▸ RECORDS SUPPLIED:
-- start --

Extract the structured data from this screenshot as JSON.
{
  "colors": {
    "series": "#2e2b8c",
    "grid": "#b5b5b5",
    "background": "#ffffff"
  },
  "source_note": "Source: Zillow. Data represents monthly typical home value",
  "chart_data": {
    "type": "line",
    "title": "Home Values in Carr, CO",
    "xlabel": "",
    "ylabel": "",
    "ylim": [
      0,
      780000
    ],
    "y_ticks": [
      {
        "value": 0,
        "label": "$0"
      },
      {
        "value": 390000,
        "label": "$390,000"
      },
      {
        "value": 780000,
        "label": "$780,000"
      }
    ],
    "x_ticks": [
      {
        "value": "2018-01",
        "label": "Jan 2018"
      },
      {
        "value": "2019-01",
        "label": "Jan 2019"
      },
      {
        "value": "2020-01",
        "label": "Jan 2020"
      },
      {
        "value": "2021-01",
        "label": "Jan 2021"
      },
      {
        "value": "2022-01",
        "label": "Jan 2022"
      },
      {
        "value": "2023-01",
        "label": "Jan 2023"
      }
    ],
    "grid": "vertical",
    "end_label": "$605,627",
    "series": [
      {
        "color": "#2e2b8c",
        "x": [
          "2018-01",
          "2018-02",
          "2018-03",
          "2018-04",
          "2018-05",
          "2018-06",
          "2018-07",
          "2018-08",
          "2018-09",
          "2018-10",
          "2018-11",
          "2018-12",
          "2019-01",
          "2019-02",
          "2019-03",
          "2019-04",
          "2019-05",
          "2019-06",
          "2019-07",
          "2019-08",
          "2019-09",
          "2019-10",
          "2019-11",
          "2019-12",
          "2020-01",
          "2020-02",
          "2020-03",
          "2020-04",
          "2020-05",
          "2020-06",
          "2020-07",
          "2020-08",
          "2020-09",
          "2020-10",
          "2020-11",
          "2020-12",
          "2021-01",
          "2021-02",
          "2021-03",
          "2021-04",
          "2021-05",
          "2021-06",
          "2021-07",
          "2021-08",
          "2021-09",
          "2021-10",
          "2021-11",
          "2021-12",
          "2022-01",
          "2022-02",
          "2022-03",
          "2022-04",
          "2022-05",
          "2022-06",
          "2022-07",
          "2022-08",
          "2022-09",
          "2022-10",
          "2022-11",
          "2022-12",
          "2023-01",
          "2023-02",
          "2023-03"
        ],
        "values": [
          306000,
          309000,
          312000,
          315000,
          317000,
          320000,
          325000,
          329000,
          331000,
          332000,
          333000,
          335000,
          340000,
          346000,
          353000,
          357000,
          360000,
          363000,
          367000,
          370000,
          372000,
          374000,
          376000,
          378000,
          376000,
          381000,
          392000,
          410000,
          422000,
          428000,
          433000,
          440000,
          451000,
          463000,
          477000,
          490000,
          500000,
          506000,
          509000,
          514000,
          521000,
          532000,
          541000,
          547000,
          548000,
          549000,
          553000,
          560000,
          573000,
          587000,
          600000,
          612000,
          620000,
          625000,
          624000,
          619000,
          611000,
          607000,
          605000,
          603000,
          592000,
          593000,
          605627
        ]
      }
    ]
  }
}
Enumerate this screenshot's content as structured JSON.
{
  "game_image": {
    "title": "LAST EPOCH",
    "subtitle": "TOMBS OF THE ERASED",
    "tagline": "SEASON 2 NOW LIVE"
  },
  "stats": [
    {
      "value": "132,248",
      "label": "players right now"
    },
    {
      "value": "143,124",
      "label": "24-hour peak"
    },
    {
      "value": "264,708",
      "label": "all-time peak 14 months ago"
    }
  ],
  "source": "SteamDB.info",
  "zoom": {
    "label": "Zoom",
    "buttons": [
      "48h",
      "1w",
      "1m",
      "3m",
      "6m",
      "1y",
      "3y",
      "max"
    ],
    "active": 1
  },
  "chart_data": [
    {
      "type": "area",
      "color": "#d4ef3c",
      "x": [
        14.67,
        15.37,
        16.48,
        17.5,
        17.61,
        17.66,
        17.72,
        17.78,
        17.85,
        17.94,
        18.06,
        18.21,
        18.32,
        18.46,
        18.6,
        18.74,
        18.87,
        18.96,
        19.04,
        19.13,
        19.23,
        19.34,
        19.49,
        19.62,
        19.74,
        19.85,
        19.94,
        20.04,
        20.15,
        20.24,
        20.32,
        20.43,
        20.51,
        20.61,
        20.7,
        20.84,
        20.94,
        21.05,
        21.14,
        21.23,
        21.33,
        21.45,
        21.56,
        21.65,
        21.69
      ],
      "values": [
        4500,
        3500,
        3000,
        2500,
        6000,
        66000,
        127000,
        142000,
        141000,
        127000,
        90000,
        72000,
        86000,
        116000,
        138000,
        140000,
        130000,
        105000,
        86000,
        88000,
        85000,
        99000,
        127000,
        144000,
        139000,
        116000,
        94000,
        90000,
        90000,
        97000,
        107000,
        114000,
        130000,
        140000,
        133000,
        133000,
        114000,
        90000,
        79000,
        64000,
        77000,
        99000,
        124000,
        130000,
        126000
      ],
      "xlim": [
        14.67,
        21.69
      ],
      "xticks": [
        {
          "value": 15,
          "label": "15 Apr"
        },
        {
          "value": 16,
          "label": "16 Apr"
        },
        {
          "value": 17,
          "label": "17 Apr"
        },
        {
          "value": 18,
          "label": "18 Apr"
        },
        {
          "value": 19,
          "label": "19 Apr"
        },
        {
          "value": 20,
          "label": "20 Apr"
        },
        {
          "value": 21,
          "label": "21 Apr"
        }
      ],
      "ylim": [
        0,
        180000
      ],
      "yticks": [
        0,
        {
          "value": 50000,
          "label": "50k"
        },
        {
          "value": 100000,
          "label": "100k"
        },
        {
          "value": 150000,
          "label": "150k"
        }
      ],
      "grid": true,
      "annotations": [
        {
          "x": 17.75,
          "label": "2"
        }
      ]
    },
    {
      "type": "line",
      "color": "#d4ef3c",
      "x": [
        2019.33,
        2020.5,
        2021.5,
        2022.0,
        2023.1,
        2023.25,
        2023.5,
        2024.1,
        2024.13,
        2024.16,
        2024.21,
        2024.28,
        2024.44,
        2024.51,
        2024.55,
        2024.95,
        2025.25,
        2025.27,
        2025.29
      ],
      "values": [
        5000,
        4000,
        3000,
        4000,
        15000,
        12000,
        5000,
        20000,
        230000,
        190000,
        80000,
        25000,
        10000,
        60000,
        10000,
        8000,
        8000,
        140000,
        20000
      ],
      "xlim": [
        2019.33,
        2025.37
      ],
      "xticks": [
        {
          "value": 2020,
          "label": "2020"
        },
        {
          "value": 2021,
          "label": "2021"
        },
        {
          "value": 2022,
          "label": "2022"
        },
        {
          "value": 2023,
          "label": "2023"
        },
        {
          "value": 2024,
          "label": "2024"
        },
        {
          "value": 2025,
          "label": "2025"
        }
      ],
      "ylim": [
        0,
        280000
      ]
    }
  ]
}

-- end --

Report all lines of the material that contain the word "structured".

Extract the structured data from this screenshot as JSON.
Enumerate this screenshot's content as structured JSON.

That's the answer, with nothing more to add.